● SET TASK
Repeat the records below exactly as they appear.

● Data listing
==*==
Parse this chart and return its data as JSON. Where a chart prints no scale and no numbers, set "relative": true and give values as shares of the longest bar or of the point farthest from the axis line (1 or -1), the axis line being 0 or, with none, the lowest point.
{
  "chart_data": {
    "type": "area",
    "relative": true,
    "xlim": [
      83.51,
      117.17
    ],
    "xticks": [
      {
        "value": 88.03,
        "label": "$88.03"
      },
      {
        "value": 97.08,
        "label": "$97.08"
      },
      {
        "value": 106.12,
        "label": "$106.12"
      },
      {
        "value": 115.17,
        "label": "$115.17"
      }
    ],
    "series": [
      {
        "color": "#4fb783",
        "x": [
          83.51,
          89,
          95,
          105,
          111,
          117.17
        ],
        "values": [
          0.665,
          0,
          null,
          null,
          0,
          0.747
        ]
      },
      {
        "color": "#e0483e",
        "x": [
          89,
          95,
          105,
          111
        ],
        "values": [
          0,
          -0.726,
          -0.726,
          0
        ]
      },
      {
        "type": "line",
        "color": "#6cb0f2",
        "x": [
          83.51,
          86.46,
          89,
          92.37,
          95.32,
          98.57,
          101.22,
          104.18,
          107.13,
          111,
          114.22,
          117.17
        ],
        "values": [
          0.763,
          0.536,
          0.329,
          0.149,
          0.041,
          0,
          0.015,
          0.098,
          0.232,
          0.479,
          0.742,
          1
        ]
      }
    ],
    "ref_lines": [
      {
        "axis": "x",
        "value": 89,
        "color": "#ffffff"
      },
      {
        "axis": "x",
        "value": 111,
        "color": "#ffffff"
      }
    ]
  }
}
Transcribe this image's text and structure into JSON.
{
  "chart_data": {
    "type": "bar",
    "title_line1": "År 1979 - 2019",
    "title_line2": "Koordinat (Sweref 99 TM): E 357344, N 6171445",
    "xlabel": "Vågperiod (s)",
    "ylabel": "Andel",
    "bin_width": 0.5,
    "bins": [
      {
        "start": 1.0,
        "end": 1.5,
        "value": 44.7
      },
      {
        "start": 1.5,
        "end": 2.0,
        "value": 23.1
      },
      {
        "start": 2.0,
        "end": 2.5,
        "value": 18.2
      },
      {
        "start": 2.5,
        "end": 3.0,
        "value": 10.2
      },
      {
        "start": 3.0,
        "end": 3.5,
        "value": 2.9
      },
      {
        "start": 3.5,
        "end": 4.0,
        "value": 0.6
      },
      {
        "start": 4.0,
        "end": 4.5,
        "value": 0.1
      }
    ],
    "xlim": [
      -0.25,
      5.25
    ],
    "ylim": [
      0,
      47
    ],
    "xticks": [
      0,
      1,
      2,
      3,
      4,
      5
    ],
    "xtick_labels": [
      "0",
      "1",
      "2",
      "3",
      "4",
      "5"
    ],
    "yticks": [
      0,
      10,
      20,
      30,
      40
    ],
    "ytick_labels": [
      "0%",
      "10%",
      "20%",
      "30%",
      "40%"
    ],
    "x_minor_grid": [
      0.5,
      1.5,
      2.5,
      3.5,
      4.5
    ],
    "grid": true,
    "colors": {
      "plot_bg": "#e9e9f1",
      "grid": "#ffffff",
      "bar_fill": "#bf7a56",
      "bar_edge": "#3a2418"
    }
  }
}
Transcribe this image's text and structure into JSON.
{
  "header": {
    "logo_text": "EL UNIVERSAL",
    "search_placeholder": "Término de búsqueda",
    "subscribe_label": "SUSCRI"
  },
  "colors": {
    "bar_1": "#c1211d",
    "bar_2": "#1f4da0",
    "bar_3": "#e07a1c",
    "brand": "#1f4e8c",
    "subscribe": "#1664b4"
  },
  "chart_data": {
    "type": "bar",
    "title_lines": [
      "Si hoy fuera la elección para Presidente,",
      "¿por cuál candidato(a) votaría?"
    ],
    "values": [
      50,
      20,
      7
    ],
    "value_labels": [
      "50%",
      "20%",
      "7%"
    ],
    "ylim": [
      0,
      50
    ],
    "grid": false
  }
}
==*==
● ANSWER TO THIS EXERCISE
Parse this chart and return its data as JSON. Where a chart prints no scale and no numbers, set "relative": true and give values as shares of the longest bar or of the point farthest from the axis line (1 or -1), the axis line being 0 or, with none, the lowest point.
{
  "chart_data": {
    "type": "area",
    "relative": true,
    "xlim": [
      83.51,
      117.17
    ],
    "xticks": [
      {
        "value": 88.03,
        "label": "$88.03"
      },
      {
        "value": 97.08,
        "label": "$97.08"
      },
      {
        "value": 106.12,
        "label": "$106.12"
      },
      {
        "value": 115.17,
        "label": "$115.17"
      }
    ],
    "series": [
      {
        "color": "#4fb783",
        "x": [
          83.51,
          89,
          95,
          105,
          111,
          117.17
        ],
        "values": [
          0.665,
          0,
          null,
          null,
          0,
          0.747
        ]
      },
      {
        "color": "#e0483e",
        "x": [
          89,
          95,
          105,
          111
        ],
        "values": [
          0,
          -0.726,
          -0.726,
          0
        ]
      },
      {
        "type": "line",
        "color": "#6cb0f2",
        "x": [
          83.51,
          86.46,
          89,
          92.37,
          95.32,
          98.57,
          101.22,
          104.18,
          107.13,
          111,
          114.22,
          117.17
        ],
        "values": [
          0.763,
          0.536,
          0.329,
          0.149,
          0.041,
          0,
          0.015,
          0.098,
          0.232,
          0.479,
          0.742,
          1
        ]
      }
    ],
    "ref_lines": [
      {
        "axis": "x",
        "value": 89,
        "color": "#ffffff"
      },
      {
        "axis": "x",
        "value": 111,
        "color": "#ffffff"
      }
    ]
  }
}
Transcribe this image's text and structure into JSON.
{
  "chart_data": {
    "type": "bar",
    "title_line1": "År 1979 - 2019",
    "title_line2": "Koordinat (Sweref 99 TM): E 357344, N 6171445",
    "xlabel": "Vågperiod (s)",
    "ylabel": "Andel",
    "bin_width": 0.5,
    "bins": [
      {
        "start": 1.0,
        "end": 1.5,
        "value": 44.7
      },
      {
        "start": 1.5,
        "end": 2.0,
        "value": 23.1
      },
      {
        "start": 2.0,
        "end": 2.5,
        "value": 18.2
      },
      {
        "start": 2.5,
        "end": 3.0,
        "value": 10.2
      },
      {
        "start": 3.0,
        "end": 3.5,
        "value": 2.9
      },
      {
        "start": 3.5,
        "end": 4.0,
        "value": 0.6
      },
      {
        "start": 4.0,
        "end": 4.5,
        "value": 0.1
      }
    ],
    "xlim": [
      -0.25,
      5.25
    ],
    "ylim": [
      0,
      47
    ],
    "xticks": [
      0,
      1,
      2,
      3,
      4,
      5
    ],
    "xtick_labels": [
      "0",
      "1",
      "2",
      "3",
      "4",
      "5"
    ],
    "yticks": [
      0,
      10,
      20,
      30,
      40
    ],
    "ytick_labels": [
      "0%",
      "10%",
      "20%",
      "30%",
      "40%"
    ],
    "x_minor_grid": [
      0.5,
      1.5,
      2.5,
      3.5,
      4.5
    ],
    "grid": true,
    "colors": {
      "plot_bg": "#e9e9f1",
      "grid": "#ffffff",
      "bar_fill": "#bf7a56",
      "bar_edge": "#3a2418"
    }
  }
}
Transcribe this image's text and structure into JSON.
{
  "header": {
    "logo_text": "EL UNIVERSAL",
    "search_placeholder": "Término de búsqueda",
    "subscribe_label": "SUSCRI"
  },
  "colors": {
    "bar_1": "#c1211d",
    "bar_2": "#1f4da0",
    "bar_3": "#e07a1c",
    "brand": "#1f4e8c",
    "subscribe": "#1664b4"
  },
  "chart_data": {
    "type": "bar",
    "title_lines": [
      "Si hoy fuera la elección para Presidente,",
      "¿por cuál candidato(a) votaría?"
    ],
    "values": [
      50,
      20,
      7
    ],
    "value_labels": [
      "50%",
      "20%",
      "7%"
    ],
    "ylim": [
      0,
      50
    ],
    "grid": false
  }
}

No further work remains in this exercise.